#### [Instructions for the task]
Output, word for word, the line that contains "Extract all readable text from this page." and all lines following it to the end of the listing. Drop the pictures.

##### Stored rows

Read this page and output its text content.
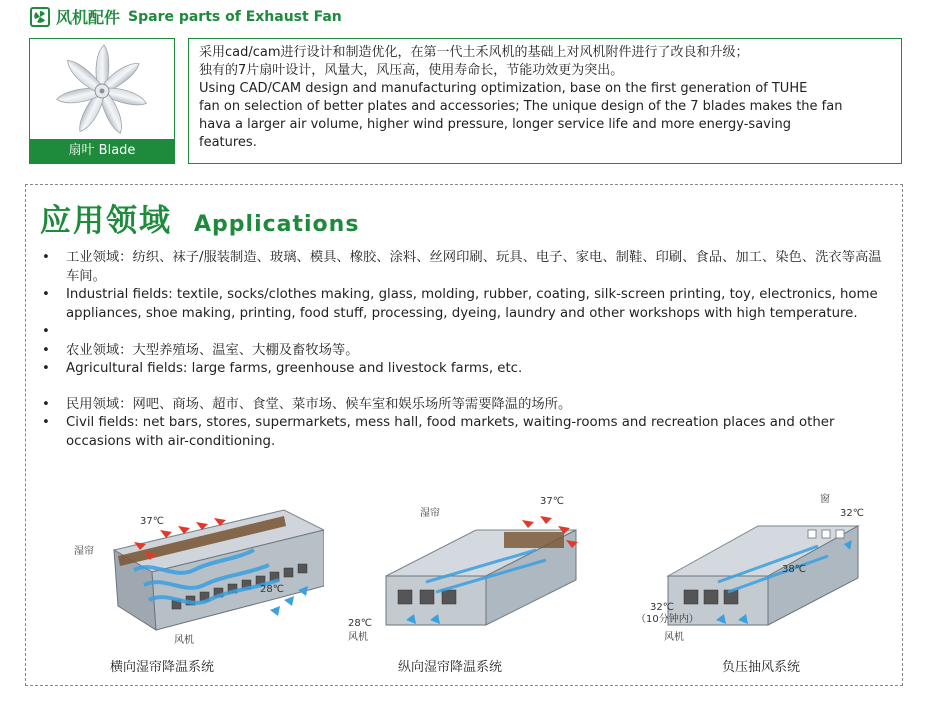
风机配件 Spare parts of Exhaust Fan
扇叶 Blade

采用cad/cam进行设计和制造优化，在第一代土禾风机的基础上对风机附件进行了改良和升级；

独有的7片扇叶设计，风量大，风压高，使用寿命长，节能功效更为突出。

Using CAD/CAM design and manufacturing optimization, base on the first generation of TUHE

fan on selection of better plates and accessories; The unique design of the 7 blades makes the fan

hava a larger air volume, higher wind pressure, longer service life and more energy-saving

features.

应用领域 Applications
• 工业领域：纺织、袜子/服装制造、玻璃、模具、橡胶、涂料、丝网印刷、玩具、电子、家电、制鞋、印刷、食品、加工、染色、洗衣等高温车间。
• Industrial fields: textile, socks/clothes making, glass, molding, rubber, coating, silk-screen printing, toy, electronics, home appliances, shoe making, printing, food stuff, processing, dyeing, laundry and other workshops with high temperature.
•
• 农业领域：大型养殖场、温室、大棚及畜牧场等。
• Agricultural fields: large farms, greenhouse and livestock farms, etc.
• 民用领域：网吧、商场、超市、食堂、菜市场、候车室和娱乐场所等需要降温的场所。
• Civil fields: net bars, stores, supermarkets, mess hall, food markets, waiting-rooms and recreation places and other occasions with air-conditioning.
37℃
湿帘
28℃
风机
横向湿帘降温系统
湿帘
37℃
28℃
风机
纵向湿帘降温系统
窗
32℃
38℃
32℃
（10分钟内）
风机
负压抽风系统
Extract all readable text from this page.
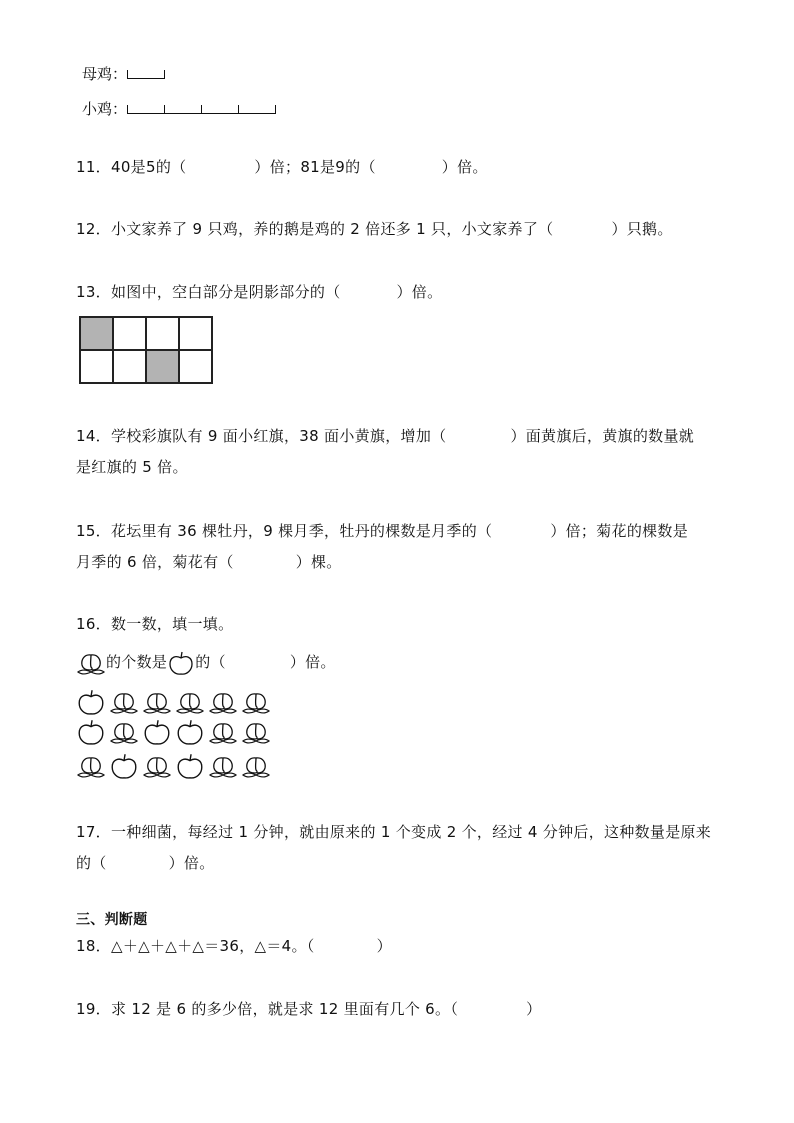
母鸡：
小鸡：
11．40是5的（	）倍；81是9的（	）倍。
12．小文家养了 9 只鸡，养的鹅是鸡的 2 倍还多 1 只，小文家养了（	）只鹅。
13．如图中，空白部分是阴影部分的（	）倍。

14．学校彩旗队有 9 面小红旗，38 面小黄旗，增加（	）面黄旗后，黄旗的数量就
是红旗的 5 倍。
15．花坛里有 36 棵牡丹，9 棵月季，牡丹的棵数是月季的（	）倍；菊花的棵数是
月季的 6 倍，菊花有（	）棵。
16．数一数，填一填。
的个数是 的（	）倍。
17．一种细菌，每经过 1 分钟，就由原来的 1 个变成 2 个，经过 4 分钟后，这种数量是原来
的（	）倍。
三、判断题
18．△＋△＋△＋△＝36，△＝4。（	）
19．求 12 是 6 的多少倍，就是求 12 里面有几个 6。（	）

##########

#### [Response]
Extract all readable text from this page.
母鸡：
小鸡：
11．40是5的（	）倍；81是9的（	）倍。
12．小文家养了 9 只鸡，养的鹅是鸡的 2 倍还多 1 只，小文家养了（	）只鹅。
13．如图中，空白部分是阴影部分的（	）倍。

14．学校彩旗队有 9 面小红旗，38 面小黄旗，增加（	）面黄旗后，黄旗的数量就
是红旗的 5 倍。
15．花坛里有 36 棵牡丹，9 棵月季，牡丹的棵数是月季的（	）倍；菊花的棵数是
月季的 6 倍，菊花有（	）棵。
16．数一数，填一填。
的个数是 的（	）倍。
17．一种细菌，每经过 1 分钟，就由原来的 1 个变成 2 个，经过 4 分钟后，这种数量是原来
的（	）倍。
三、判断题
18．△＋△＋△＋△＝36，△＝4。（	）
19．求 12 是 6 的多少倍，就是求 12 里面有几个 6。（	）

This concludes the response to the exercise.